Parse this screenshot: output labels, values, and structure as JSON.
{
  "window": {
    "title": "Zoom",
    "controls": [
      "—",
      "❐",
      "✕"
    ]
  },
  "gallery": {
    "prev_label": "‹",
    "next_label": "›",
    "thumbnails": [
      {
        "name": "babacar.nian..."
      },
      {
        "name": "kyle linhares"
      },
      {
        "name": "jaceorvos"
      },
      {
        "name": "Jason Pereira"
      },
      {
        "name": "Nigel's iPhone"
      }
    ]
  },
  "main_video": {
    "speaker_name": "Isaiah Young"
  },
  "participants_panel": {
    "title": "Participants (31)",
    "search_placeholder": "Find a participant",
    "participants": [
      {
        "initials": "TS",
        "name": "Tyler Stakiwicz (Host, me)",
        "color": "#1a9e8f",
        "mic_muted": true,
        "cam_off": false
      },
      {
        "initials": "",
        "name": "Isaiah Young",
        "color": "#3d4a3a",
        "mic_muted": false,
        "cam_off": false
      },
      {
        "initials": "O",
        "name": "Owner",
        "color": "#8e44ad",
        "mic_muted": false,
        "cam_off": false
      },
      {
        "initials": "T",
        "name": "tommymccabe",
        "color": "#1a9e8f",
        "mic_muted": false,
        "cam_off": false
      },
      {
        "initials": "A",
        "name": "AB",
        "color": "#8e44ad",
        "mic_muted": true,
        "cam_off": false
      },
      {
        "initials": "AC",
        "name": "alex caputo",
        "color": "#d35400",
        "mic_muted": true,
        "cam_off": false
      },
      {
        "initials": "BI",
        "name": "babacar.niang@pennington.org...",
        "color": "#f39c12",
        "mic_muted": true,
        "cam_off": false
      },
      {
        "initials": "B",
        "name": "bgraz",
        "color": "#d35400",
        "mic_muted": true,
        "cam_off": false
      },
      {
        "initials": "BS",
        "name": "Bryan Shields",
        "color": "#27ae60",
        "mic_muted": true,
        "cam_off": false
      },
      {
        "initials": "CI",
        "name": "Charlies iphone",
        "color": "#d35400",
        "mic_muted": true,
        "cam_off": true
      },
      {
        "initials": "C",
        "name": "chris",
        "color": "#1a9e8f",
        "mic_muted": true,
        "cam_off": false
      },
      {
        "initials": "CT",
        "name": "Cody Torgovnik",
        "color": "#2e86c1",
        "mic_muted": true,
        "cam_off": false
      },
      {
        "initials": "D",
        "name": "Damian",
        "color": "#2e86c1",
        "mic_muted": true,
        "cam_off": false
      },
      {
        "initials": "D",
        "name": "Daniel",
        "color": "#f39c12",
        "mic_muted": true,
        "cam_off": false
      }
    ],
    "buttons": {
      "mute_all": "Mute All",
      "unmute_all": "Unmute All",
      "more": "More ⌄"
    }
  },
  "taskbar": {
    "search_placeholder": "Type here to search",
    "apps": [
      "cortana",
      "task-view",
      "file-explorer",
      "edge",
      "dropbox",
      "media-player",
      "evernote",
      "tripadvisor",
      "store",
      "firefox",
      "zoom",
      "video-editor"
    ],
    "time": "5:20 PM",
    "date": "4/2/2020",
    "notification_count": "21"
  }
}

▶ **STATED GOAL**: Print all of the entries exactly as they are written.

▶ **SOLUTION TO THIS TASK**:
Parse this screenshot: output labels, values, and structure as JSON.
{
  "window": {
    "title": "Zoom",
    "controls": [
      "—",
      "❐",
      "✕"
    ]
  },
  "gallery": {
    "prev_label": "‹",
    "next_label": "›",
    "thumbnails": [
      {
        "name": "babacar.nian..."
      },
      {
        "name": "kyle linhares"
      },
      {
        "name": "jaceorvos"
      },
      {
        "name": "Jason Pereira"
      },
      {
        "name": "Nigel's iPhone"
      }
    ]
  },
  "main_video": {
    "speaker_name": "Isaiah Young"
  },
  "participants_panel": {
    "title": "Participants (31)",
    "search_placeholder": "Find a participant",
    "participants": [
      {
        "initials": "TS",
        "name": "Tyler Stakiwicz (Host, me)",
        "color": "#1a9e8f",
        "mic_muted": true,
        "cam_off": false
      },
      {
        "initials": "",
        "name": "Isaiah Young",
        "color": "#3d4a3a",
        "mic_muted": false,
        "cam_off": false
      },
      {
        "initials": "O",
        "name": "Owner",
        "color": "#8e44ad",
        "mic_muted": false,
        "cam_off": false
      },
      {
        "initials": "T",
        "name": "tommymccabe",
        "color": "#1a9e8f",
        "mic_muted": false,
        "cam_off": false
      },
      {
        "initials": "A",
        "name": "AB",
        "color": "#8e44ad",
        "mic_muted": true,
        "cam_off": false
      },
      {
        "initials": "AC",
        "name": "alex caputo",
        "color": "#d35400",
        "mic_muted": true,
        "cam_off": false
      },
      {
        "initials": "BI",
        "name": "babacar.niang@pennington.org...",
        "color": "#f39c12",
        "mic_muted": true,
        "cam_off": false
      },
      {
        "initials": "B",
        "name": "bgraz",
        "color": "#d35400",
        "mic_muted": true,
        "cam_off": false
      },
      {
        "initials": "BS",
        "name": "Bryan Shields",
        "color": "#27ae60",
        "mic_muted": true,
        "cam_off": false
      },
      {
        "initials": "CI",
        "name": "Charlies iphone",
        "color": "#d35400",
        "mic_muted": true,
        "cam_off": true
      },
      {
        "initials": "C",
        "name": "chris",
        "color": "#1a9e8f",
        "mic_muted": true,
        "cam_off": false
      },
      {
        "initials": "CT",
        "name": "Cody Torgovnik",
        "color": "#2e86c1",
        "mic_muted": true,
        "cam_off": false
      },
      {
        "initials": "D",
        "name": "Damian",
        "color": "#2e86c1",
        "mic_muted": true,
        "cam_off": false
      },
      {
        "initials": "D",
        "name": "Daniel",
        "color": "#f39c12",
        "mic_muted": true,
        "cam_off": false
      }
    ],
    "buttons": {
      "mute_all": "Mute All",
      "unmute_all": "Unmute All",
      "more": "More ⌄"
    }
  },
  "taskbar": {
    "search_placeholder": "Type here to search",
    "apps": [
      "cortana",
      "task-view",
      "file-explorer",
      "edge",
      "dropbox",
      "media-player",
      "evernote",
      "tripadvisor",
      "store",
      "firefox",
      "zoom",
      "video-editor"
    ],
    "time": "5:20 PM",
    "date": "4/2/2020",
    "notification_count": "21"
  }
}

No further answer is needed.